> _Work required_
Check every line below for the word "JSON" and copy each one that has it.

— Begin Source records —

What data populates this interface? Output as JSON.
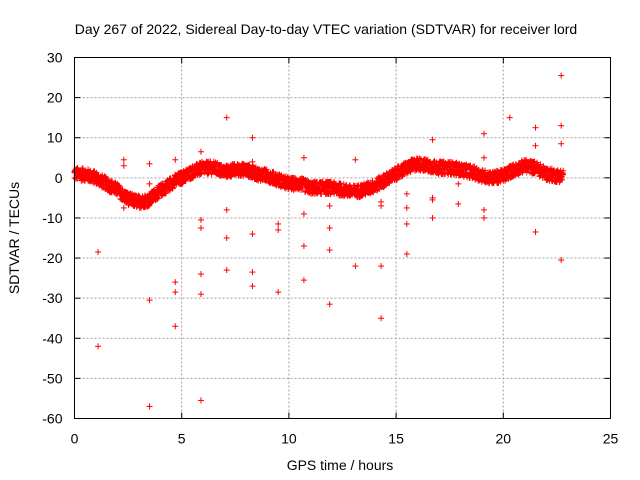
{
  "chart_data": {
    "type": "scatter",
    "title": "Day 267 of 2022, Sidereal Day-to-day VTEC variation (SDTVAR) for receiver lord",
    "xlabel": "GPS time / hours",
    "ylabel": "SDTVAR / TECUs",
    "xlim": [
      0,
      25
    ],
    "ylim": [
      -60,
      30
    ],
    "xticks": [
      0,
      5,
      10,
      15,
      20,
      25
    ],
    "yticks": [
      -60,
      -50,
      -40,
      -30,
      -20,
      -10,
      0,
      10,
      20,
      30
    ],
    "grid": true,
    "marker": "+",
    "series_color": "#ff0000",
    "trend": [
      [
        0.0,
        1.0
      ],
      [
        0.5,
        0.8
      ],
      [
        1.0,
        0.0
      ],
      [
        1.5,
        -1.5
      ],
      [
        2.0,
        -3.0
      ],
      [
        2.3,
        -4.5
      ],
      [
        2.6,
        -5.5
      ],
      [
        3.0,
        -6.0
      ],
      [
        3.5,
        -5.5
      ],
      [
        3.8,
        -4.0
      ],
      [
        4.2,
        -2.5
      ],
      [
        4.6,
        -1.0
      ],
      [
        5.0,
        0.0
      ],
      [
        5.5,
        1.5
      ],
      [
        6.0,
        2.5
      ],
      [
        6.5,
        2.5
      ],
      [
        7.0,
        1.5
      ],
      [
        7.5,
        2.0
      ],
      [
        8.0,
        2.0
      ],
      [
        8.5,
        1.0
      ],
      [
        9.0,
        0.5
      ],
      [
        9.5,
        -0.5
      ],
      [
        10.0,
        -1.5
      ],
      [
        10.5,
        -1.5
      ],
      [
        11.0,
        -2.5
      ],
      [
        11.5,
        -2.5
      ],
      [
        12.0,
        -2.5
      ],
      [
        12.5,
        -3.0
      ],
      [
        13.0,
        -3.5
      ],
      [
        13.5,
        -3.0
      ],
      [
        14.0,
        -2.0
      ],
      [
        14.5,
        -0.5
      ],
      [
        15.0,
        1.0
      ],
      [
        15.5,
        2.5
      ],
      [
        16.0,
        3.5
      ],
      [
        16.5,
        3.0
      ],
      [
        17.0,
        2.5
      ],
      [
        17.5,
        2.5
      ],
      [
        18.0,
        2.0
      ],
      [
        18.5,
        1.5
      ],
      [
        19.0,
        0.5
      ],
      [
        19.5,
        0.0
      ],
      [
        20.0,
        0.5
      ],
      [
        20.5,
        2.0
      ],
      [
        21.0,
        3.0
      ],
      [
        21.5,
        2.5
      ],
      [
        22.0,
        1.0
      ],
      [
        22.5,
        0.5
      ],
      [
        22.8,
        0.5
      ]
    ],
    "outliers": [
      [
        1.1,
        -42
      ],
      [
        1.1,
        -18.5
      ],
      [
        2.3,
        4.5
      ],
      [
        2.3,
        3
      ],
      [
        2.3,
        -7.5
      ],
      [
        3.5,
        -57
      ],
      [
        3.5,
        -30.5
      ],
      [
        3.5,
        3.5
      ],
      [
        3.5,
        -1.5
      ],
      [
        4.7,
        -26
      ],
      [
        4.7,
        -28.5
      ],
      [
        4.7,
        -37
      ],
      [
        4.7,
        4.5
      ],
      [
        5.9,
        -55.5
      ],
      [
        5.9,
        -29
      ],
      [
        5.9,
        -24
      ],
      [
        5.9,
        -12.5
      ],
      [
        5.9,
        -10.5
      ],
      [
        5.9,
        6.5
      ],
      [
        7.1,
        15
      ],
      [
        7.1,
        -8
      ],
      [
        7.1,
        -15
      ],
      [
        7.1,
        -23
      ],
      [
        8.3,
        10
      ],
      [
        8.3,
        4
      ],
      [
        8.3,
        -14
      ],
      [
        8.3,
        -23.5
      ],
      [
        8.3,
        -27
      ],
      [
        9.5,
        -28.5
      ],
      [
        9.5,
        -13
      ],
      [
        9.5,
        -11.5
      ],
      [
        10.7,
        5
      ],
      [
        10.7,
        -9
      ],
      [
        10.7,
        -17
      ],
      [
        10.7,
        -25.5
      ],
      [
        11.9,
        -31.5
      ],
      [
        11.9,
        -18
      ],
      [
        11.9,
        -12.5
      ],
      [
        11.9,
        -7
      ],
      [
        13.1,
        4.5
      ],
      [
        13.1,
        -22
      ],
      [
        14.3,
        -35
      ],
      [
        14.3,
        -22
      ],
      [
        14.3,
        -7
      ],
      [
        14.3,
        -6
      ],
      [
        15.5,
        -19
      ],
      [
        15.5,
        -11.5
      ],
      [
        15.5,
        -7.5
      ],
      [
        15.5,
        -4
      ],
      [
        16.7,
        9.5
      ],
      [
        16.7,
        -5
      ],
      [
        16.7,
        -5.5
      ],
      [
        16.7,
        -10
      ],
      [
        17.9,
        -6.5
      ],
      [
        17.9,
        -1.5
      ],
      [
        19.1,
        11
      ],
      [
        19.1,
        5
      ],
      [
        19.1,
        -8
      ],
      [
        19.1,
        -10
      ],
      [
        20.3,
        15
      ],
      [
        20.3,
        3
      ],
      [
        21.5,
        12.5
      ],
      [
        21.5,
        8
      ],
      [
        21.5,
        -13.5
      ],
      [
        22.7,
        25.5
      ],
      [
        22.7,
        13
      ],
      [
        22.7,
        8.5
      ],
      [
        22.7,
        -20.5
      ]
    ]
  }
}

— End Source records —
— Begin Source records —

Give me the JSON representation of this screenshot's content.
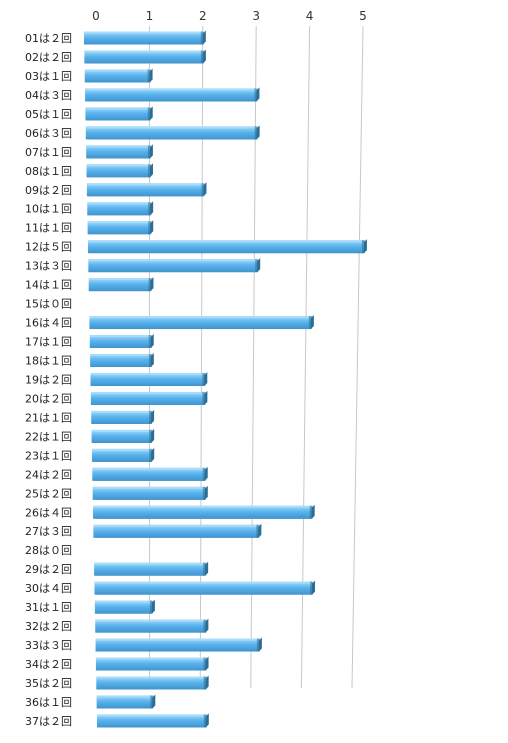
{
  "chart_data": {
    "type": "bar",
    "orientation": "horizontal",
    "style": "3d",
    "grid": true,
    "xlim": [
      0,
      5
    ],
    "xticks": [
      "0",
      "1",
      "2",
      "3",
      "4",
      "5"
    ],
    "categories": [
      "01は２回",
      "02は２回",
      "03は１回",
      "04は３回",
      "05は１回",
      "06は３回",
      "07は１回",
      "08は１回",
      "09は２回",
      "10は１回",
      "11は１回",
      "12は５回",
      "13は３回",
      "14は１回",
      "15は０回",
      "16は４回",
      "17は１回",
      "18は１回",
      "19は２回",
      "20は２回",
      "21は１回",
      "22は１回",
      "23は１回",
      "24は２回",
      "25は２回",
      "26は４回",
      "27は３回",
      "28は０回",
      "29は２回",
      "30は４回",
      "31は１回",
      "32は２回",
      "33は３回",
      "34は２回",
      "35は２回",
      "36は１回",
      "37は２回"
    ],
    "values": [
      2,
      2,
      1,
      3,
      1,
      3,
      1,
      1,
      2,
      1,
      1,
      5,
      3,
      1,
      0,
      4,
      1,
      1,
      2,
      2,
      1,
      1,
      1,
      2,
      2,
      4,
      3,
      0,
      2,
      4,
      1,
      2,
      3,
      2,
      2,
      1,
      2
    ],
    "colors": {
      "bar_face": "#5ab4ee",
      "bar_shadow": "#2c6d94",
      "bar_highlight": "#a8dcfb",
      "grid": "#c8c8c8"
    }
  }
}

— End Source records —

> _Reply to the task_
What data populates this interface? Output as JSON.
Give me the JSON representation of this screenshot's content.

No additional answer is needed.